### WORK INSTRUCTIONS
Filter the data below for the string "title" and copy each matching line.

### RECORD EXTRACTS

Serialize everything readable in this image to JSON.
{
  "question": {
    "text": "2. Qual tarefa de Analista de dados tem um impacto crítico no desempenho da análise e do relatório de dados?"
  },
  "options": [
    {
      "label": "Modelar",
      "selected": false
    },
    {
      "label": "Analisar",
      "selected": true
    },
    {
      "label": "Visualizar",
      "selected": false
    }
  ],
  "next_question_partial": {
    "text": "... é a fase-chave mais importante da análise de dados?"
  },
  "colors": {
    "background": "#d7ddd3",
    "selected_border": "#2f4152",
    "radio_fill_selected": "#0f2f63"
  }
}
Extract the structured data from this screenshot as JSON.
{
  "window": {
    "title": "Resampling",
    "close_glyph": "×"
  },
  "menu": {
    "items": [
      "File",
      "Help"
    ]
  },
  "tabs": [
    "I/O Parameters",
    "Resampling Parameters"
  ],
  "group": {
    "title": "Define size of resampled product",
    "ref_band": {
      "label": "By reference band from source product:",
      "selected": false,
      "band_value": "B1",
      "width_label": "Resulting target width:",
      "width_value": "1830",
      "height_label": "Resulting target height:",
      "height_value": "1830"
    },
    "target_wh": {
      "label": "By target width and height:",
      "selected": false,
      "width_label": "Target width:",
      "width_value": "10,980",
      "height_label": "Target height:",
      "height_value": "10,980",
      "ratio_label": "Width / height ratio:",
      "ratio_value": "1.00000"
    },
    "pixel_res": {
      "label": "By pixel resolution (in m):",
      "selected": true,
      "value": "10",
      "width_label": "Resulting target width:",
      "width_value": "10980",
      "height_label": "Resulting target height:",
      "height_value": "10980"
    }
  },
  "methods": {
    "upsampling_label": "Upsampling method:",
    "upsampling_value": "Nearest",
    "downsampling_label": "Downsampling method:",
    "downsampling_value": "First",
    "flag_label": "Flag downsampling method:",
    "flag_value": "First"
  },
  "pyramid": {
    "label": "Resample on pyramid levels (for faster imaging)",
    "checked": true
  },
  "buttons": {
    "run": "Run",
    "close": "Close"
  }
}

### RESULT OF THE EXERCISE
    "title": "Resampling",
    "title": "Define size of resampled product",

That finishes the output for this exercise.